:: Recorded information ::

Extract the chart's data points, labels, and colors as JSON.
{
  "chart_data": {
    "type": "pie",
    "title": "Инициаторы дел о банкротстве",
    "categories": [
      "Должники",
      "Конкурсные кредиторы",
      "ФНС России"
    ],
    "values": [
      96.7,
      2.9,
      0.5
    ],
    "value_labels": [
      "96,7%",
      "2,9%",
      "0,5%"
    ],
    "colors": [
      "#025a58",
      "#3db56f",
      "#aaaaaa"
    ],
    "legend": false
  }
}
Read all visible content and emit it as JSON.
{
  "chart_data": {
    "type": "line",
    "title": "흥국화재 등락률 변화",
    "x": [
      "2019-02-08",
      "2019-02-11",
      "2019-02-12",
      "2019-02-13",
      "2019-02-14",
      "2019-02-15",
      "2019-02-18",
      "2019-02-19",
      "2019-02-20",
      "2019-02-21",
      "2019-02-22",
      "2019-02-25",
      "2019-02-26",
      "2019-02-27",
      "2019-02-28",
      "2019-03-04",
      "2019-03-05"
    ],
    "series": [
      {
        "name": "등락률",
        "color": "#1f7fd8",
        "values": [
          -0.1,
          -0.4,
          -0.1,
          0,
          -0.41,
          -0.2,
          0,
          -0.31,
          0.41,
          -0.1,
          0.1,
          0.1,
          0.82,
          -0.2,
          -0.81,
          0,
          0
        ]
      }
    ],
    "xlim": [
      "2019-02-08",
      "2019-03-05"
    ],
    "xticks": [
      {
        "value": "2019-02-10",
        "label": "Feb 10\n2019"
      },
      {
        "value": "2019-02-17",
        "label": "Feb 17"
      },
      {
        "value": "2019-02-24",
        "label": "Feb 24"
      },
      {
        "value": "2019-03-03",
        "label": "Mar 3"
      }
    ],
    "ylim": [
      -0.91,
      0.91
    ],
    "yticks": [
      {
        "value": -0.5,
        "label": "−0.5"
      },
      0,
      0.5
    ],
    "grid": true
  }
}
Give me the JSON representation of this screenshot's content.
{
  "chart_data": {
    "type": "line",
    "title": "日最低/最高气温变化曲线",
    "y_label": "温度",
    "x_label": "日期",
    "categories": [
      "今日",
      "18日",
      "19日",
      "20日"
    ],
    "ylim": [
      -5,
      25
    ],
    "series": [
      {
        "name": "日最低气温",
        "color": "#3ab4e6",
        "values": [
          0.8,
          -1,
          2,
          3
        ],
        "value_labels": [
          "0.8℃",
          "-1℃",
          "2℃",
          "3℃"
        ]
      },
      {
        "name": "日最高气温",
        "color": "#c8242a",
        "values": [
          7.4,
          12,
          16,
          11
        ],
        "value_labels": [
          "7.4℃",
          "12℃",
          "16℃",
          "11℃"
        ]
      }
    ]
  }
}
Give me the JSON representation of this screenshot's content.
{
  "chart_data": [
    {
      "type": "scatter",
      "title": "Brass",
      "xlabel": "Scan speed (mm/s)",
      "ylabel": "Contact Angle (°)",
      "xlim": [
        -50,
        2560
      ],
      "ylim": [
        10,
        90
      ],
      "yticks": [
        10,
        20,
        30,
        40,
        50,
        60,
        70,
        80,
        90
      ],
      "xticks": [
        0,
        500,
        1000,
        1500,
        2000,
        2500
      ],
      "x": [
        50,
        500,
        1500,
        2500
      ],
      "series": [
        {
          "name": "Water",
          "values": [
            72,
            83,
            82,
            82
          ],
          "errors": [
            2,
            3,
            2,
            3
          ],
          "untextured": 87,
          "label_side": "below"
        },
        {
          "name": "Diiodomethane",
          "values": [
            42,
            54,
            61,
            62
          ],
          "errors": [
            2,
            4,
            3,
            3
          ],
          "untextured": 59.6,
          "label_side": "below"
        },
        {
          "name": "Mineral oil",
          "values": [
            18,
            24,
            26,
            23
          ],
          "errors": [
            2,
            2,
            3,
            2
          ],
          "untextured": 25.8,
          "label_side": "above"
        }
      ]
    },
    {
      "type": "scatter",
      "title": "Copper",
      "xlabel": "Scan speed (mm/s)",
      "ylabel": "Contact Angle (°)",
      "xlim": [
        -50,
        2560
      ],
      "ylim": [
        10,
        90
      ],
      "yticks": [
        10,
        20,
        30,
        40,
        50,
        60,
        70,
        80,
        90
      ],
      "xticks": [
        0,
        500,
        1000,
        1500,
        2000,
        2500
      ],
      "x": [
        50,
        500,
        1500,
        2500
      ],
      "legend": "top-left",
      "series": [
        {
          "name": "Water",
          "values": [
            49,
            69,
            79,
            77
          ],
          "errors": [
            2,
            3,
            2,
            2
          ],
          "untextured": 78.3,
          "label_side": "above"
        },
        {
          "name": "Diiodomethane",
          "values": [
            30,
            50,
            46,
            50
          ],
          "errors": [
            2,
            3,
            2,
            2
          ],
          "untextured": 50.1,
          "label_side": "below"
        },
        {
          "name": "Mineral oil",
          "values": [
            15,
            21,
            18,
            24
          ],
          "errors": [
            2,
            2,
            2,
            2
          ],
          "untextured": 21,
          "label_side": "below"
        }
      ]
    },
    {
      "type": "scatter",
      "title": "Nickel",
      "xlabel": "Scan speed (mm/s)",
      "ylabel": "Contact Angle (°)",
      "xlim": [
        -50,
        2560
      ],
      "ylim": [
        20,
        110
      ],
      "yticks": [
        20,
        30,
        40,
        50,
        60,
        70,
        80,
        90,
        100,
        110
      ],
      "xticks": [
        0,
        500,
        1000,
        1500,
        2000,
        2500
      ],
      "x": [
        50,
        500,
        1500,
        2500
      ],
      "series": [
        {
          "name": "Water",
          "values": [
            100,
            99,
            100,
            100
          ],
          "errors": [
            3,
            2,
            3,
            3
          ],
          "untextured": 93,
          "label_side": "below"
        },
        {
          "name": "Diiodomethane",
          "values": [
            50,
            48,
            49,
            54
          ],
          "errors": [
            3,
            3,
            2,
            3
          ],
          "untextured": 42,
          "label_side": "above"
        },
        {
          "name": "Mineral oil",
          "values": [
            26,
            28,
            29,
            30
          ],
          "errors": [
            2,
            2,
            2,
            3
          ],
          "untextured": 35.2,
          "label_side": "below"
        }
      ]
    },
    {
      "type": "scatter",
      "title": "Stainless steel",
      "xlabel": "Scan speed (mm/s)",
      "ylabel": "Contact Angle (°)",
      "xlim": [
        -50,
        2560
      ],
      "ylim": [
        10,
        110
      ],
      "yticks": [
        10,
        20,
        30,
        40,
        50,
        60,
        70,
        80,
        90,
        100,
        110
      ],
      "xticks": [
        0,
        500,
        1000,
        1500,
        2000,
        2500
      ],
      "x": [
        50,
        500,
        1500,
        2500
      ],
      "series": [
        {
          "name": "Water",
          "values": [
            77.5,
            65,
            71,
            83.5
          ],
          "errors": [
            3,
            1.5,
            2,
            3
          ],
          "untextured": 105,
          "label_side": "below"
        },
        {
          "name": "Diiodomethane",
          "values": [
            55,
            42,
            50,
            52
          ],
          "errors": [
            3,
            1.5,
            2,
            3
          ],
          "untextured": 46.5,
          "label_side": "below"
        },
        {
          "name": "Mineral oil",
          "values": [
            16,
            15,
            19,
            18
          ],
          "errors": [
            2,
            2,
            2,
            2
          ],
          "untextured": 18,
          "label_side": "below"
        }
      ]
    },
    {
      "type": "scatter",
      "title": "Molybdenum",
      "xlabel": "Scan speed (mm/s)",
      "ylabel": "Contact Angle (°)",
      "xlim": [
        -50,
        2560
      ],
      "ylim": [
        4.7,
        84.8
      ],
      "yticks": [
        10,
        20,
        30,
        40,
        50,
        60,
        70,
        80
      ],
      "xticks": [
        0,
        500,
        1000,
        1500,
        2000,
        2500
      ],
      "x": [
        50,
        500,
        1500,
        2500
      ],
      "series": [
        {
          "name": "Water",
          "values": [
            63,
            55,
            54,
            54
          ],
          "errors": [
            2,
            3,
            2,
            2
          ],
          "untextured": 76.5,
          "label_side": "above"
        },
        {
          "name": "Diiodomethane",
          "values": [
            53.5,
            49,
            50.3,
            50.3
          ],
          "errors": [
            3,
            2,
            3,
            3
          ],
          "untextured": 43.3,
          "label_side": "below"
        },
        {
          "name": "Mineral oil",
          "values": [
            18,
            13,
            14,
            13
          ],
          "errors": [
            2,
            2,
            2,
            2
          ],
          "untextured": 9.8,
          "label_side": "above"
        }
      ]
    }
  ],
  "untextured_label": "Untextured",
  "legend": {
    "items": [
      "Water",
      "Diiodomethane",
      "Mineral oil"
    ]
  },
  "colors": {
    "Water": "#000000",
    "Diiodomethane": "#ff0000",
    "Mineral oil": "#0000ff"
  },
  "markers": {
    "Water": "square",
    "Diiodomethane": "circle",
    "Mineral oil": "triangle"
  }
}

:::

- [What is being asked]: Find every line that holds "colors" and copy it.

- [Output of the task]:
Extract the chart's data points, labels, and colors as JSON.
    "colors": [
  "colors": {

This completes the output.